What is required: What is the number of lines that include the word "subject"? Provide only that figure.

Task material:
* * * * * * * * *

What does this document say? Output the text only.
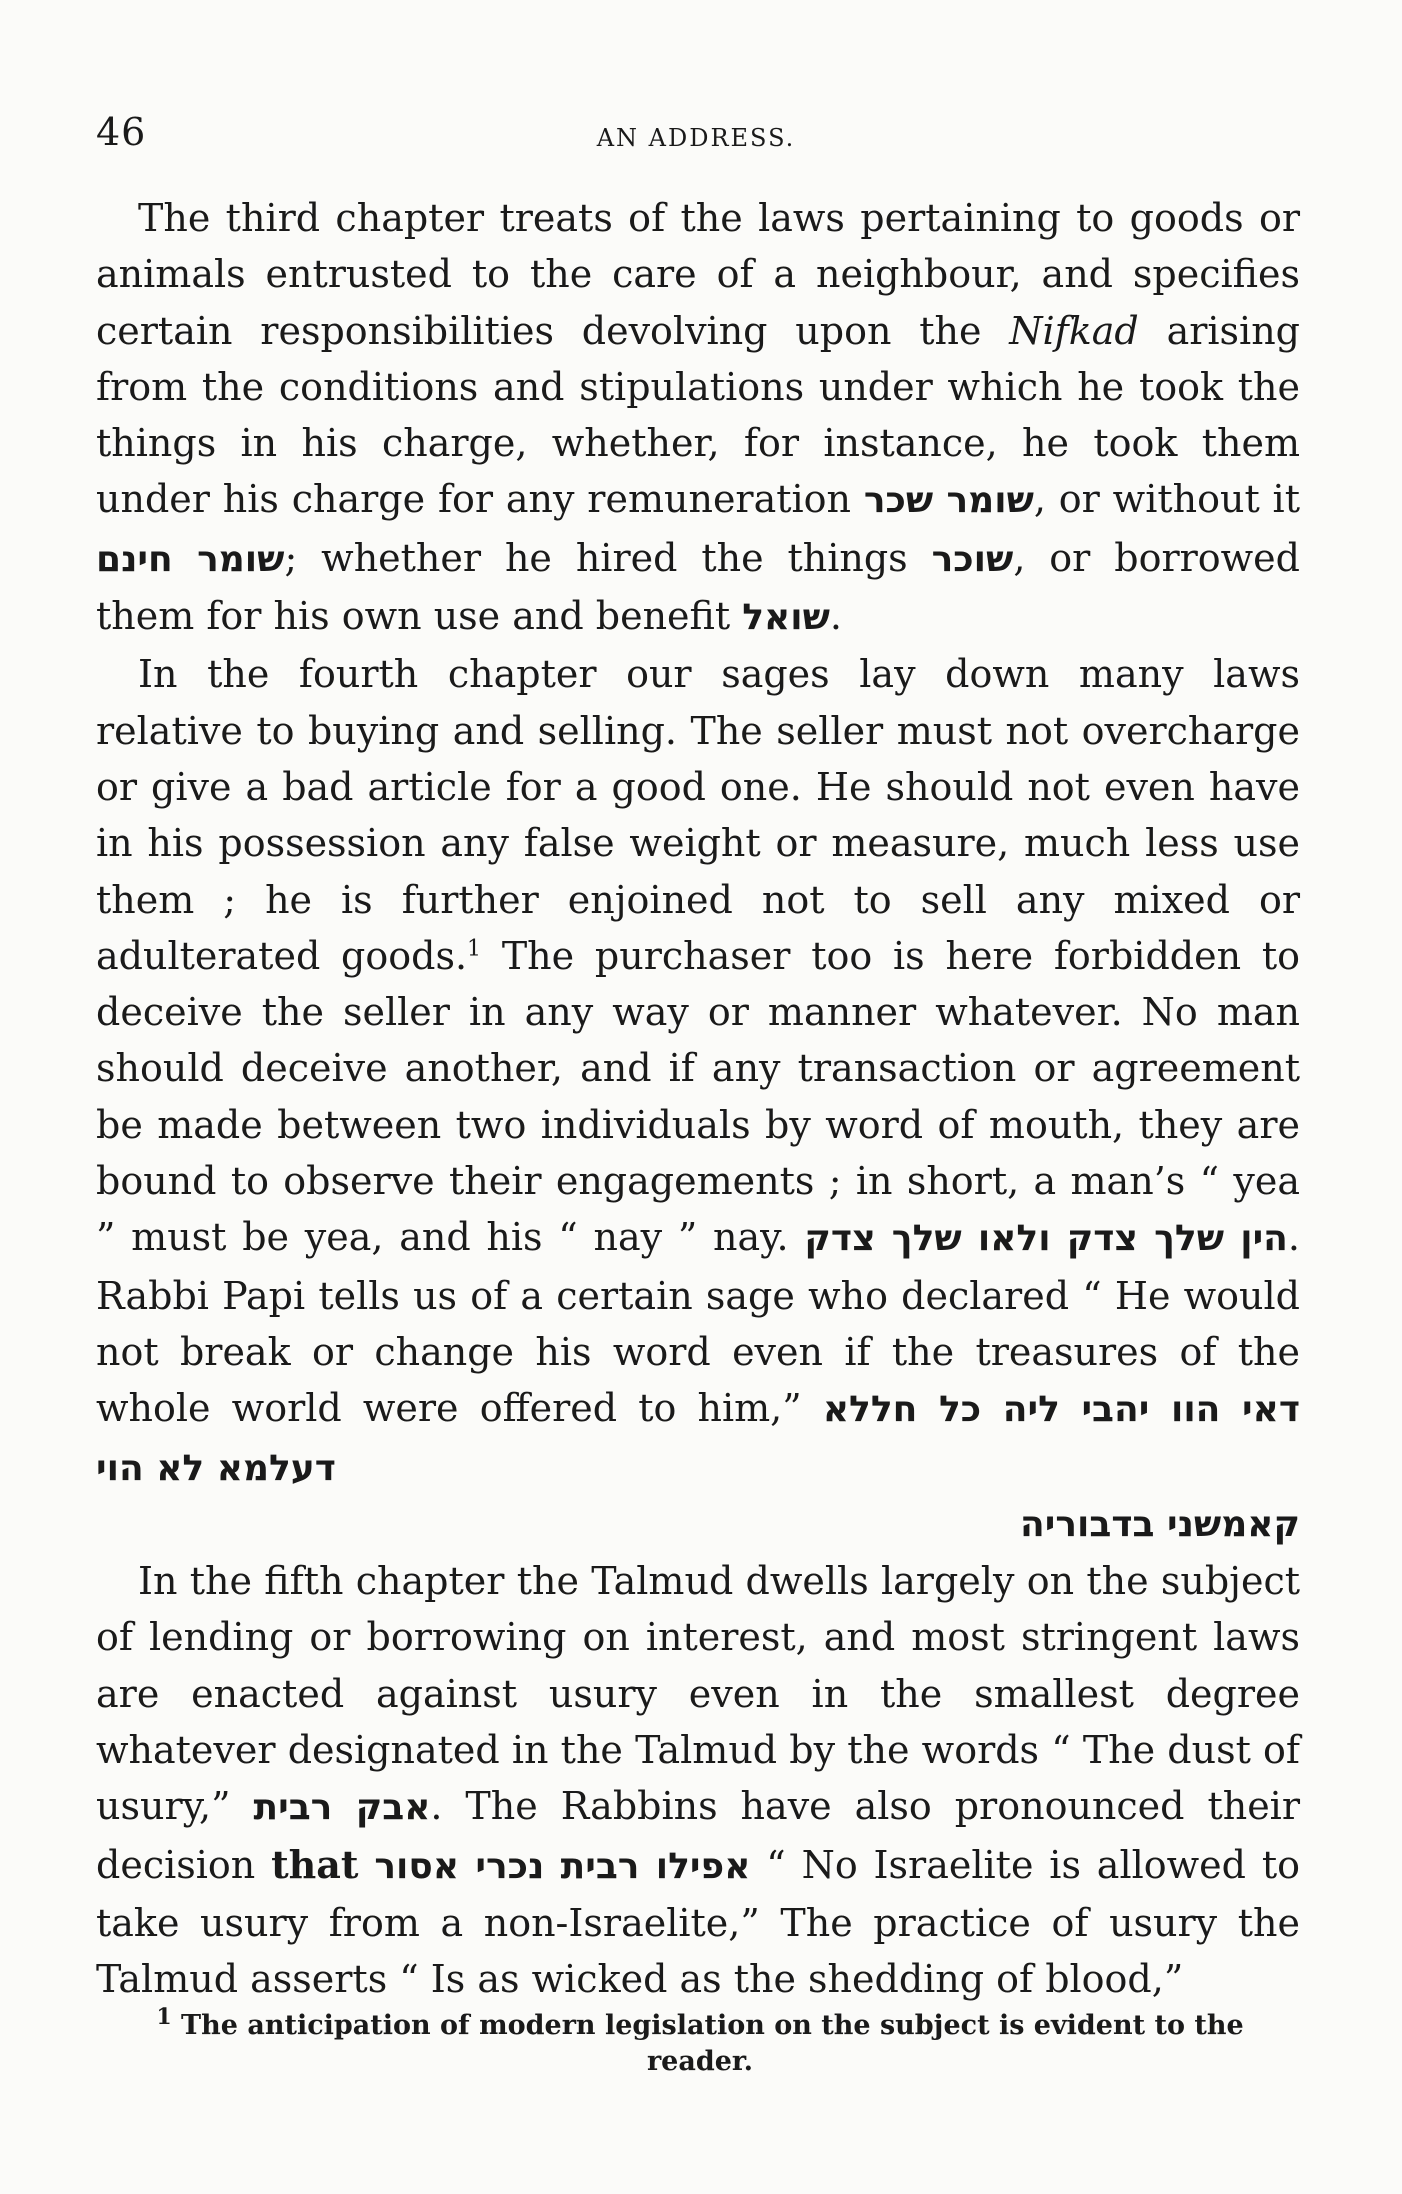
46	AN ADDRESS.

The third chapter treats of the laws pertaining to goods or animals entrusted to the care of a neighbour, and specifies certain responsibilities devolving upon the Nifkad arising from the conditions and stipulations under which he took the things in his charge, whether, for instance, he took them under his charge for any remuneration שומר שכר, or without it שומר חינם; whether he hired the things שוכר, or borrowed them for his own use and benefit שואל.

In the fourth chapter our sages lay down many laws relative to buying and selling. The seller must not overcharge or give a bad article for a good one. He should not even have in his possession any false weight or measure, much less use them ; he is further enjoined not to sell any mixed or adulterated goods.$^1$ The purchaser too is here forbidden to deceive the seller in any way or manner whatever. No man should deceive another, and if any transaction or agreement be made between two individuals by word of mouth, they are bound to observe their engagements ; in short, a man’s “ yea ” must be yea, and his “ nay ” nay. הין שלך צדק ולאו שלך צדק. Rabbi Papi tells us of a certain sage who declared “ He would not break or change his word even if the treasures of the whole world were offered to him,” דאי הוו יהבי ליה כל חללא דעלמא לא הוי
קאמשני בדבוריה

In the fifth chapter the Talmud dwells largely on the subject of lending or borrowing on interest, and most stringent laws are enacted against usury even in the smallest degree whatever designated in the Talmud by the words “ The dust of usury,” אבק רבית. The Rabbins have also pronounced their decision that אפילו רבית נכרי אסור “ No Israelite is allowed to take usury from a non-Israelite,” The practice of usury the Talmud asserts “ Is as wicked as the shedding of blood,”

$^1$ The anticipation of modern legislation on the subject is evident to the reader.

* * * * * * * * *

Output for this exercise: 2